# Given exercise:
Return each line of the listing that contains the string "content".

## Begin Extracted material

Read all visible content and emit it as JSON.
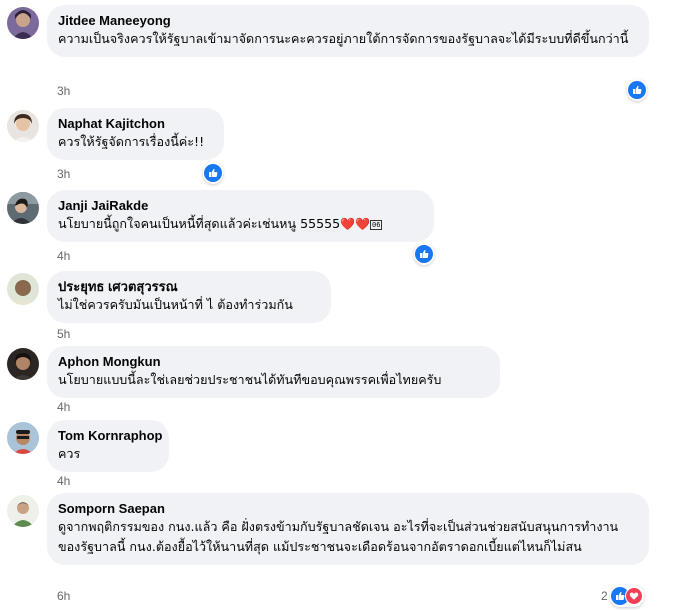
{
  "comments": [
    {
      "author": "Jitdee Maneeyong",
      "text": "ความเป็นจริงควรให้รัฐบาลเข้ามาจัดการนะคะควรอยู่ภายใต้การจัดการของรัฐบาลจะได้มีระบบที่ดีขึ้นกว่านี้",
      "time": "3h",
      "reactions": [
        "like-icon"
      ]
    },
    {
      "author": "Naphat Kajitchon",
      "text": "ควรให้รัฐจัดการเรื่องนี้ค่ะ!!",
      "time": "3h",
      "reactions": [
        "like-icon"
      ]
    },
    {
      "author": "Janji JaiRakde",
      "text": "นโยบายนี้ถูกใจคนเป็นหนี้ที่สุดแล้วค่ะเช่นหนู 55555",
      "text_emoji": "❤️❤️",
      "text_box": "06",
      "time": "4h",
      "reactions": [
        "like-icon"
      ]
    },
    {
      "author": "ประยุทธ เศวตสุวรรณ",
      "text": "ไม่ใช่ควรครับมันเป็นหน้าที่ ไ ต้องทำร่วมกัน",
      "time": "5h",
      "reactions": []
    },
    {
      "author": "Aphon Mongkun",
      "text": "นโยบายแบบนี้ละใช่เลยช่วยประชาชนได้ทันทีขอบคุณพรรคเพื่อไทยครับ",
      "time": "4h",
      "reactions": []
    },
    {
      "author": "Tom Kornraphop",
      "text": "ควร",
      "time": "4h",
      "reactions": []
    },
    {
      "author": "Somporn Saepan",
      "text": "ดูจากพฤติกรรมของ กนง.แล้ว คือ ฝั่งตรงข้ามกับรัฐบาลชัดเจน อะไรที่จะเป็นส่วนช่วยสนับสนุนการทำงานของรัฐบาลนี้ กนง.ต้องยื้อไว้ให้นานที่สุด แม้ประชาชนจะเดือดร้อนจากอัตราดอกเบี้ยแต่ไหนก็ไม่สน",
      "time": "6h",
      "reaction_count": "2",
      "reactions": [
        "like-icon",
        "love-icon"
      ]
    }
  ],
  "colors": {
    "bubble": "#f0f2f5",
    "time": "#65676b",
    "like": "#1877f2",
    "love": "#f33e58"
  }
}
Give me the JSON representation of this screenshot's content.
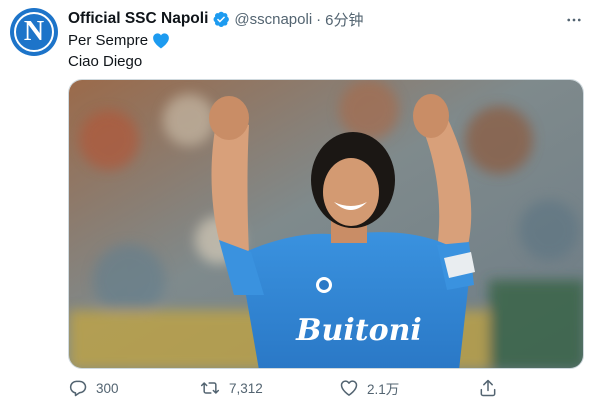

## End Extracted material

# Result of the task:
Read all visible content and emit it as JSON.
Give me the JSON representation of this screenshot's content.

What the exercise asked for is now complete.